----- Entries shown

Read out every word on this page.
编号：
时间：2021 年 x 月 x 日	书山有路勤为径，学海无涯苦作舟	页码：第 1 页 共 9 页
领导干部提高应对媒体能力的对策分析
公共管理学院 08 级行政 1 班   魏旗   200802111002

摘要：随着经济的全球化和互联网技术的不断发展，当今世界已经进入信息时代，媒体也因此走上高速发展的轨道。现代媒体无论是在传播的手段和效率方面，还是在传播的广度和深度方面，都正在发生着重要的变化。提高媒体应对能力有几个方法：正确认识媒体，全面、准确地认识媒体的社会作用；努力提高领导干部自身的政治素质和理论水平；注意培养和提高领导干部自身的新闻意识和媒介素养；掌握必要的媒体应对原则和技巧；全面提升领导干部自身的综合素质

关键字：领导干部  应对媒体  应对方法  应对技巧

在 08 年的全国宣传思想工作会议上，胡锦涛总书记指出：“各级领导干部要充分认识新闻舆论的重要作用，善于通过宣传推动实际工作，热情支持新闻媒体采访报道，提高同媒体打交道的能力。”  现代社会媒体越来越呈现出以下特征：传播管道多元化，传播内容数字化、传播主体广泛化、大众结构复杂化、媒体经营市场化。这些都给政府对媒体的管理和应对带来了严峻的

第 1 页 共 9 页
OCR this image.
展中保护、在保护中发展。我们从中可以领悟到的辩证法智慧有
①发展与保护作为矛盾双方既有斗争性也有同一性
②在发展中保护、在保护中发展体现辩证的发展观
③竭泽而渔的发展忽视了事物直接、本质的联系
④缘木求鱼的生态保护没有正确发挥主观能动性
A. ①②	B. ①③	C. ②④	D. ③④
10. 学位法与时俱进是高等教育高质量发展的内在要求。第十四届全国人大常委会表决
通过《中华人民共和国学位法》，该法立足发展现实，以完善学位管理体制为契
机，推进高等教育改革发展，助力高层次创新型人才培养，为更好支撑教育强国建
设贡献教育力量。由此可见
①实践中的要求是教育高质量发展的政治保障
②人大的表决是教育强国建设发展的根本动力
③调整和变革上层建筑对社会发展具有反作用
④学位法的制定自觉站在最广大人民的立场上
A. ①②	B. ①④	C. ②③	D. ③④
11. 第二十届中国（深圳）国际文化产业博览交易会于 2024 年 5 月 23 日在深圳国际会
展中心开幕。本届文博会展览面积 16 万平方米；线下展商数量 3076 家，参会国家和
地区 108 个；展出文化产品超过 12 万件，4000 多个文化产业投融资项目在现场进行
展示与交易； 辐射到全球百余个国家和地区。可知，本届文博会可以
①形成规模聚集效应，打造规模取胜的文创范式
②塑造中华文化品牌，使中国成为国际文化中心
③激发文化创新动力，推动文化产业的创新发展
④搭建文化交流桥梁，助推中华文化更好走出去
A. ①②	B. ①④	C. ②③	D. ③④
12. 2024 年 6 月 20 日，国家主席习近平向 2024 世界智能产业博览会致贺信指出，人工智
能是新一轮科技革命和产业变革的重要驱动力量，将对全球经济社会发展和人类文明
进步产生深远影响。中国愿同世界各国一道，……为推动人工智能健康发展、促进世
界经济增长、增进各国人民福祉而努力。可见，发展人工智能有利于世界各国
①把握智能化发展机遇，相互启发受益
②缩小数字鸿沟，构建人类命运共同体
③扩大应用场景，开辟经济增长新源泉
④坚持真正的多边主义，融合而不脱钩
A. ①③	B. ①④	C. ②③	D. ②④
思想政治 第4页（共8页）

----------

Request: Copy each line of the data exactly, leaving nothing out.

Answer to this exercise:
Read out every word on this page.
编号：
时间：2021 年 x 月 x 日	书山有路勤为径，学海无涯苦作舟	页码：第 1 页 共 9 页
领导干部提高应对媒体能力的对策分析
公共管理学院 08 级行政 1 班   魏旗   200802111002

摘要：随着经济的全球化和互联网技术的不断发展，当今世界已经进入信息时代，媒体也因此走上高速发展的轨道。现代媒体无论是在传播的手段和效率方面，还是在传播的广度和深度方面，都正在发生着重要的变化。提高媒体应对能力有几个方法：正确认识媒体，全面、准确地认识媒体的社会作用；努力提高领导干部自身的政治素质和理论水平；注意培养和提高领导干部自身的新闻意识和媒介素养；掌握必要的媒体应对原则和技巧；全面提升领导干部自身的综合素质

关键字：领导干部  应对媒体  应对方法  应对技巧

在 08 年的全国宣传思想工作会议上，胡锦涛总书记指出：“各级领导干部要充分认识新闻舆论的重要作用，善于通过宣传推动实际工作，热情支持新闻媒体采访报道，提高同媒体打交道的能力。”  现代社会媒体越来越呈现出以下特征：传播管道多元化，传播内容数字化、传播主体广泛化、大众结构复杂化、媒体经营市场化。这些都给政府对媒体的管理和应对带来了严峻的

第 1 页 共 9 页
OCR this image.
展中保护、在保护中发展。我们从中可以领悟到的辩证法智慧有
①发展与保护作为矛盾双方既有斗争性也有同一性
②在发展中保护、在保护中发展体现辩证的发展观
③竭泽而渔的发展忽视了事物直接、本质的联系
④缘木求鱼的生态保护没有正确发挥主观能动性
A. ①②	B. ①③	C. ②④	D. ③④
10. 学位法与时俱进是高等教育高质量发展的内在要求。第十四届全国人大常委会表决
通过《中华人民共和国学位法》，该法立足发展现实，以完善学位管理体制为契
机，推进高等教育改革发展，助力高层次创新型人才培养，为更好支撑教育强国建
设贡献教育力量。由此可见
①实践中的要求是教育高质量发展的政治保障
②人大的表决是教育强国建设发展的根本动力
③调整和变革上层建筑对社会发展具有反作用
④学位法的制定自觉站在最广大人民的立场上
A. ①②	B. ①④	C. ②③	D. ③④
11. 第二十届中国（深圳）国际文化产业博览交易会于 2024 年 5 月 23 日在深圳国际会
展中心开幕。本届文博会展览面积 16 万平方米；线下展商数量 3076 家，参会国家和
地区 108 个；展出文化产品超过 12 万件，4000 多个文化产业投融资项目在现场进行
展示与交易； 辐射到全球百余个国家和地区。可知，本届文博会可以
①形成规模聚集效应，打造规模取胜的文创范式
②塑造中华文化品牌，使中国成为国际文化中心
③激发文化创新动力，推动文化产业的创新发展
④搭建文化交流桥梁，助推中华文化更好走出去
A. ①②	B. ①④	C. ②③	D. ③④
12. 2024 年 6 月 20 日，国家主席习近平向 2024 世界智能产业博览会致贺信指出，人工智
能是新一轮科技革命和产业变革的重要驱动力量，将对全球经济社会发展和人类文明
进步产生深远影响。中国愿同世界各国一道，……为推动人工智能健康发展、促进世
界经济增长、增进各国人民福祉而努力。可见，发展人工智能有利于世界各国
①把握智能化发展机遇，相互启发受益
②缩小数字鸿沟，构建人类命运共同体
③扩大应用场景，开辟经济增长新源泉
④坚持真正的多边主义，融合而不脱钩
A. ①③	B. ①④	C. ②③	D. ②④
思想政治 第4页（共8页）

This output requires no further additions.